▸ Goals
**A)** Rewrite the part of the chapter on the power method that opens with the words "Chapter 19: Power" and closes with "N$ matrix $A$.", replacing "broad approaches" with "general approaches".
**B)** According to the chapter on the power method, in what year did Richard von Mises systematize the power method?
**C)** Continue the chapter on the power method from where it stops.

▸ Selection
• • •

Chapter 19: Power Method and Inverse Iteration

Iterative Eigenvalue Algorithms

1. Introduction and Motivation

There are two broad approaches to numerically solving the eigenvalue problem $A\mathbf{v} = \lambda \mathbf{v}$ for an $N \times N$ matrix $A$.

  1. Methods that compute all eigenvalues simultaneously: the QR algorithm (Chapter 18)
  2. Iterative methods that selectively compute specific eigenvalues: the power method and its variants

This chapter covers approach (2) in detail. The power method is the most fundamental technique for finding the eigenvalue of largest absolute value, and inverse iteration is a variant that can efficiently find the eigenvalue closest to any target value.

Historical Note

The power method was systematized by Richard von Mises in 1929. It is also known as the power iteration or Von Mises iteration.

• • •

▸ Data segment
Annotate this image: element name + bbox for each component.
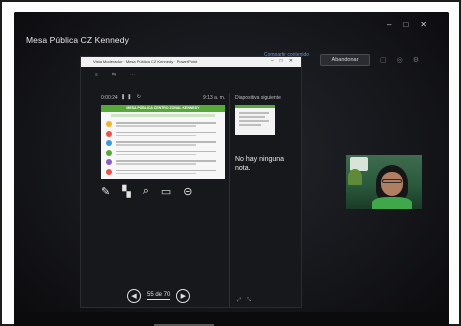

• • •

▸ The results
**A)**
Chapter 19: Power Method and Inverse Iteration

Iterative Eigenvalue Algorithms

1. Introduction and Motivation

There are two general approaches to numerically solving the eigenvalue problem $A\mathbf{v} = \lambda \mathbf{v}$ for an $N \times N$ matrix $A$.

**B)** 1929

**C)**
Historical background

The power method was systematized in 1929 by R. von Mises and H. Geiringer in Praktische Verfahren der Gleichungsauflösung. von Mises -- also known for his work in probability and fluid dynamics -- gave one of the first systematic algorithms for eigenvalue computation.

Inverse iteration was proposed by H. Wielandt in 1944 and later refined with error analysis and practical-implementation details by J. H. Wilkinson during 1958-1965. It is the standard eigenvector solver in LAPACK today.

Rayleigh quotient iteration derives from the Rayleigh quotient of J. W. Strutt, 3rd Baron Rayleigh (1842-1919). A. M. Ostrowski rigorously proved its cubic convergence for symmetric matrices in a series of papers in 1958-1959.

2. Power Method

2.1 Prerequisites

Prerequisites for the Power Method

  1. $A$ is diagonalizable (the eigenvectors form a basis for $\mathbb{R}^N$ or $\mathbb{C}^N$).
  2. When the eigenvalues are ordered by absolute value, the dominant eigenvalue is unique: $$|\lambda_1| > |\lambda_2| \geq |\lambda_3| \geq \cdots \geq |\lambda_N|$$
  3. When the initial vector $\mathbf{x}^{(0)}$ is expanded in the eigenvector basis $$\mathbf{x}^{(0)} = c_1 \mathbf{v}_1 + c_2 \mathbf{v}_2 + \cdots + c_N \mathbf{v}_N$$ the coefficient satisfies $c_1 \neq 0$.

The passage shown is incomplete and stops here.